PROBLEM STATEMENT:
Every record must be repeated exactly; omit any pictures they contain.

[Entries from a visual dataset]
** Start **
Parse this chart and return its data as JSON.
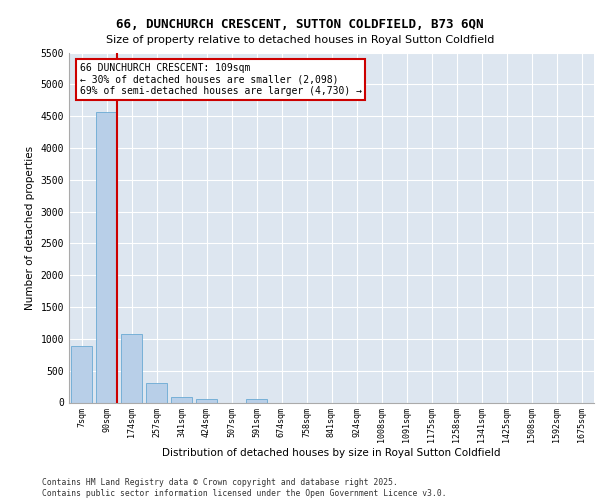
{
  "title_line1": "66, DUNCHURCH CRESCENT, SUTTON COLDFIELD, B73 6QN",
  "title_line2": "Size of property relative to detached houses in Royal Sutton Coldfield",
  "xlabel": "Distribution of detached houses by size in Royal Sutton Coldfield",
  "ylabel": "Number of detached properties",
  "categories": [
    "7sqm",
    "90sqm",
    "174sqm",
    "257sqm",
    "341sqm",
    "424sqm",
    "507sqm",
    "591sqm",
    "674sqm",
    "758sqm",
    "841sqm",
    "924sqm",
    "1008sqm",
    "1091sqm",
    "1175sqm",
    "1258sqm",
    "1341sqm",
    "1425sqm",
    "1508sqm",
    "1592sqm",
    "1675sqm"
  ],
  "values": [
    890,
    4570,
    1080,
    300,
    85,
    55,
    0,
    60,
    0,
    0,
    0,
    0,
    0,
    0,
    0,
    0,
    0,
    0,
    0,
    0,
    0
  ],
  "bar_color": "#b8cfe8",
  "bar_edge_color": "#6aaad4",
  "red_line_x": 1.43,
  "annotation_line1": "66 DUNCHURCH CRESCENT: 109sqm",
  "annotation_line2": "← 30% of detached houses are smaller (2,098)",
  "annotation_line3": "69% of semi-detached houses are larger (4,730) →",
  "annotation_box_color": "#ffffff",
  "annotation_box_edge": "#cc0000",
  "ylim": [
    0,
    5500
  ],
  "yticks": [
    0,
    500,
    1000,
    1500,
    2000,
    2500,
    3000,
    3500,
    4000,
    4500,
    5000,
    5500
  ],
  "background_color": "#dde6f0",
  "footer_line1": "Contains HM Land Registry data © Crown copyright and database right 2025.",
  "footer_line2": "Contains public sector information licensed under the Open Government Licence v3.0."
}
** End **
RESPONSE FOR THIS EXERCISE:
Parse this chart and return its data as JSON.
{
  "title_line1": "66, DUNCHURCH CRESCENT, SUTTON COLDFIELD, B73 6QN",
  "title_line2": "Size of property relative to detached houses in Royal Sutton Coldfield",
  "xlabel": "Distribution of detached houses by size in Royal Sutton Coldfield",
  "ylabel": "Number of detached properties",
  "categories": [
    "7sqm",
    "90sqm",
    "174sqm",
    "257sqm",
    "341sqm",
    "424sqm",
    "507sqm",
    "591sqm",
    "674sqm",
    "758sqm",
    "841sqm",
    "924sqm",
    "1008sqm",
    "1091sqm",
    "1175sqm",
    "1258sqm",
    "1341sqm",
    "1425sqm",
    "1508sqm",
    "1592sqm",
    "1675sqm"
  ],
  "values": [
    890,
    4570,
    1080,
    300,
    85,
    55,
    0,
    60,
    0,
    0,
    0,
    0,
    0,
    0,
    0,
    0,
    0,
    0,
    0,
    0,
    0
  ],
  "bar_color": "#b8cfe8",
  "bar_edge_color": "#6aaad4",
  "red_line_x": 1.43,
  "annotation_line1": "66 DUNCHURCH CRESCENT: 109sqm",
  "annotation_line2": "← 30% of detached houses are smaller (2,098)",
  "annotation_line3": "69% of semi-detached houses are larger (4,730) →",
  "annotation_box_color": "#ffffff",
  "annotation_box_edge": "#cc0000",
  "ylim": [
    0,
    5500
  ],
  "yticks": [
    0,
    500,
    1000,
    1500,
    2000,
    2500,
    3000,
    3500,
    4000,
    4500,
    5000,
    5500
  ],
  "background_color": "#dde6f0",
  "footer_line1": "Contains HM Land Registry data © Crown copyright and database right 2025.",
  "footer_line2": "Contains public sector information licensed under the Open Government Licence v3.0."
}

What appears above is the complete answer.